Set exercise:
Return the material exactly as supplied, apart from the pictures, which are omitted.

Dataset records:
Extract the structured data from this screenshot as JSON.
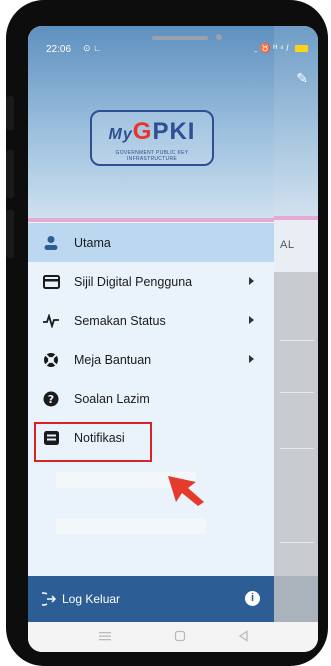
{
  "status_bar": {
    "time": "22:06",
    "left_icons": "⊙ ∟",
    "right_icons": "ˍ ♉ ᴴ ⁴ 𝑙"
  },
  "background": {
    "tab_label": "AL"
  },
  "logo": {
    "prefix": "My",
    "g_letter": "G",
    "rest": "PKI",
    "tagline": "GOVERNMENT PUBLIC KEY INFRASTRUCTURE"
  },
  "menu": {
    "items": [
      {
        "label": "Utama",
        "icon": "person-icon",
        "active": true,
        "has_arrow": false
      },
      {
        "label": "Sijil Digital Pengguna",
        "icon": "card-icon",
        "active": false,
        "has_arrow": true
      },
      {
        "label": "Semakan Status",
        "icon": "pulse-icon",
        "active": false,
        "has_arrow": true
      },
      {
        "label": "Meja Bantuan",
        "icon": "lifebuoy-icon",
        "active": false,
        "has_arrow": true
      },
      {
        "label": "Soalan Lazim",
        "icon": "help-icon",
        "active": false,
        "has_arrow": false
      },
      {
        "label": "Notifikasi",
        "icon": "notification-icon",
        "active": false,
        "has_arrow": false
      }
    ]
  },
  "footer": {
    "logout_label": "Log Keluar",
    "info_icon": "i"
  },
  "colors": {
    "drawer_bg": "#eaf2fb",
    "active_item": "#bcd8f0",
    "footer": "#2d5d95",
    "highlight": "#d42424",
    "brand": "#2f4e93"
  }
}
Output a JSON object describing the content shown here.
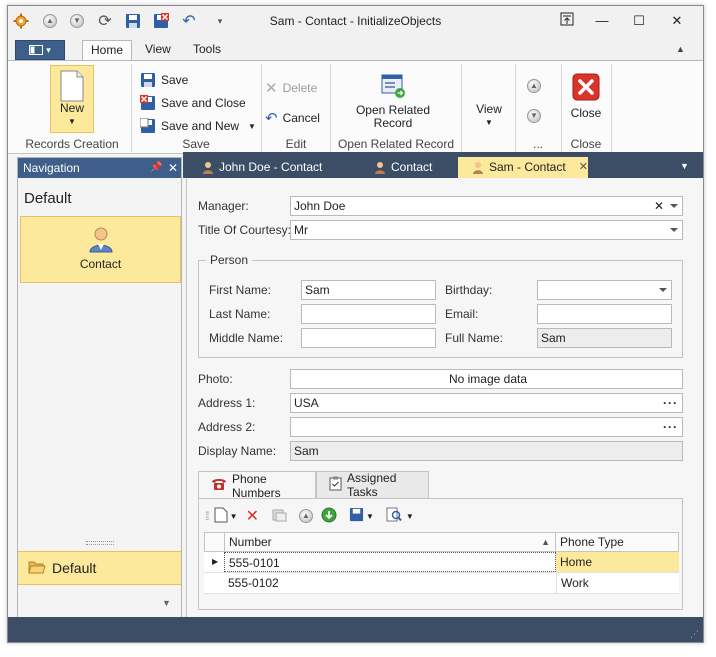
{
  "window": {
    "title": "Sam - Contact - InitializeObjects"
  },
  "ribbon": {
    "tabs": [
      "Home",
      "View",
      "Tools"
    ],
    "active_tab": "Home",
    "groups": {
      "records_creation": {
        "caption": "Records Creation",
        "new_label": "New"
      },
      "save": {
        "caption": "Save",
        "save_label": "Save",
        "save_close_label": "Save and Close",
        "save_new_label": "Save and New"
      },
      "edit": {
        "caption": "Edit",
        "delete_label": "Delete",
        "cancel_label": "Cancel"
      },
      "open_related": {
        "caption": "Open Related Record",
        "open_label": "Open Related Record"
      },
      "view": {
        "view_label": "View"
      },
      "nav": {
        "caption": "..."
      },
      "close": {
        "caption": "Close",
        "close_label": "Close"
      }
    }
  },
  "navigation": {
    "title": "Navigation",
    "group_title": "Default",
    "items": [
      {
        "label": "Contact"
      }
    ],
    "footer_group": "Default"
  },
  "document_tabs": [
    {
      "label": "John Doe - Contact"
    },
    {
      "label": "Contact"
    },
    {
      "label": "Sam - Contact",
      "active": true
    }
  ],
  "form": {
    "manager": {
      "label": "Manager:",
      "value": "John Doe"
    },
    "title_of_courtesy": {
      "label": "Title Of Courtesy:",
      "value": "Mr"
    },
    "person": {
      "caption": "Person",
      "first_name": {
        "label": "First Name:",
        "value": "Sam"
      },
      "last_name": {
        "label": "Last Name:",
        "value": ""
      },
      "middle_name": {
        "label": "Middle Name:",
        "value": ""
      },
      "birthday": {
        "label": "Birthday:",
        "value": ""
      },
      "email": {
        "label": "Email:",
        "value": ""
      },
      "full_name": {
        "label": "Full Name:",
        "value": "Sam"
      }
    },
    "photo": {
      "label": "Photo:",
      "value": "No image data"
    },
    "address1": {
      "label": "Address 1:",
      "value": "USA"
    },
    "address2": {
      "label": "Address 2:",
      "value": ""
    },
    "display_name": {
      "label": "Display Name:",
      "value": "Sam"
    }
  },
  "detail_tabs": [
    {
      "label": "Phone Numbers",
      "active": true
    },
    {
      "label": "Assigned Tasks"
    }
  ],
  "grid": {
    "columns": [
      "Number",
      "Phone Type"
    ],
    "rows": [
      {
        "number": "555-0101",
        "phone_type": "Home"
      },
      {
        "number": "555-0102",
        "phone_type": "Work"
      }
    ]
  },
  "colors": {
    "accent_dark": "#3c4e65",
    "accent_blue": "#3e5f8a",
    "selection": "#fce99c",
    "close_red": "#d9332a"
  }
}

Final result:
Extract the structured data from this screenshot as JSON.
{
  "status_bar": {
    "time": "22:06",
    "left_icons": "⊙ ∟",
    "right_icons": "ˍ ♉ ᴴ ⁴ 𝑙"
  },
  "background": {
    "tab_label": "AL"
  },
  "logo": {
    "prefix": "My",
    "g_letter": "G",
    "rest": "PKI",
    "tagline": "GOVERNMENT PUBLIC KEY INFRASTRUCTURE"
  },
  "menu": {
    "items": [
      {
        "label": "Utama",
        "icon": "person-icon",
        "active": true,
        "has_arrow": false
      },
      {
        "label": "Sijil Digital Pengguna",
        "icon": "card-icon",
        "active": false,
        "has_arrow": true
      },
      {
        "label": "Semakan Status",
        "icon": "pulse-icon",
        "active": false,
        "has_arrow": true
      },
      {
        "label": "Meja Bantuan",
        "icon": "lifebuoy-icon",
        "active": false,
        "has_arrow": true
      },
      {
        "label": "Soalan Lazim",
        "icon": "help-icon",
        "active": false,
        "has_arrow": false
      },
      {
        "label": "Notifikasi",
        "icon": "notification-icon",
        "active": false,
        "has_arrow": false
      }
    ]
  },
  "footer": {
    "logout_label": "Log Keluar",
    "info_icon": "i"
  },
  "colors": {
    "drawer_bg": "#eaf2fb",
    "active_item": "#bcd8f0",
    "footer": "#2d5d95",
    "highlight": "#d42424",
    "brand": "#2f4e93"
  }
}
Output a JSON object describing the content shown here.
{
  "window": {
    "title": "Sam - Contact - InitializeObjects"
  },
  "ribbon": {
    "tabs": [
      "Home",
      "View",
      "Tools"
    ],
    "active_tab": "Home",
    "groups": {
      "records_creation": {
        "caption": "Records Creation",
        "new_label": "New"
      },
      "save": {
        "caption": "Save",
        "save_label": "Save",
        "save_close_label": "Save and Close",
        "save_new_label": "Save and New"
      },
      "edit": {
        "caption": "Edit",
        "delete_label": "Delete",
        "cancel_label": "Cancel"
      },
      "open_related": {
        "caption": "Open Related Record",
        "open_label": "Open Related Record"
      },
      "view": {
        "view_label": "View"
      },
      "nav": {
        "caption": "..."
      },
      "close": {
        "caption": "Close",
        "close_label": "Close"
      }
    }
  },
  "navigation": {
    "title": "Navigation",
    "group_title": "Default",
    "items": [
      {
        "label": "Contact"
      }
    ],
    "footer_group": "Default"
  },
  "document_tabs": [
    {
      "label": "John Doe - Contact"
    },
    {
      "label": "Contact"
    },
    {
      "label": "Sam - Contact",
      "active": true
    }
  ],
  "form": {
    "manager": {
      "label": "Manager:",
      "value": "John Doe"
    },
    "title_of_courtesy": {
      "label": "Title Of Courtesy:",
      "value": "Mr"
    },
    "person": {
      "caption": "Person",
      "first_name": {
        "label": "First Name:",
        "value": "Sam"
      },
      "last_name": {
        "label": "Last Name:",
        "value": ""
      },
      "middle_name": {
        "label": "Middle Name:",
        "value": ""
      },
      "birthday": {
        "label": "Birthday:",
        "value": ""
      },
      "email": {
        "label": "Email:",
        "value": ""
      },
      "full_name": {
        "label": "Full Name:",
        "value": "Sam"
      }
    },
    "photo": {
      "label": "Photo:",
      "value": "No image data"
    },
    "address1": {
      "label": "Address 1:",
      "value": "USA"
    },
    "address2": {
      "label": "Address 2:",
      "value": ""
    },
    "display_name": {
      "label": "Display Name:",
      "value": "Sam"
    }
  },
  "detail_tabs": [
    {
      "label": "Phone Numbers",
      "active": true
    },
    {
      "label": "Assigned Tasks"
    }
  ],
  "grid": {
    "columns": [
      "Number",
      "Phone Type"
    ],
    "rows": [
      {
        "number": "555-0101",
        "phone_type": "Home"
      },
      {
        "number": "555-0102",
        "phone_type": "Work"
      }
    ]
  },
  "colors": {
    "accent_dark": "#3c4e65",
    "accent_blue": "#3e5f8a",
    "selection": "#fce99c",
    "close_red": "#d9332a"
  }
}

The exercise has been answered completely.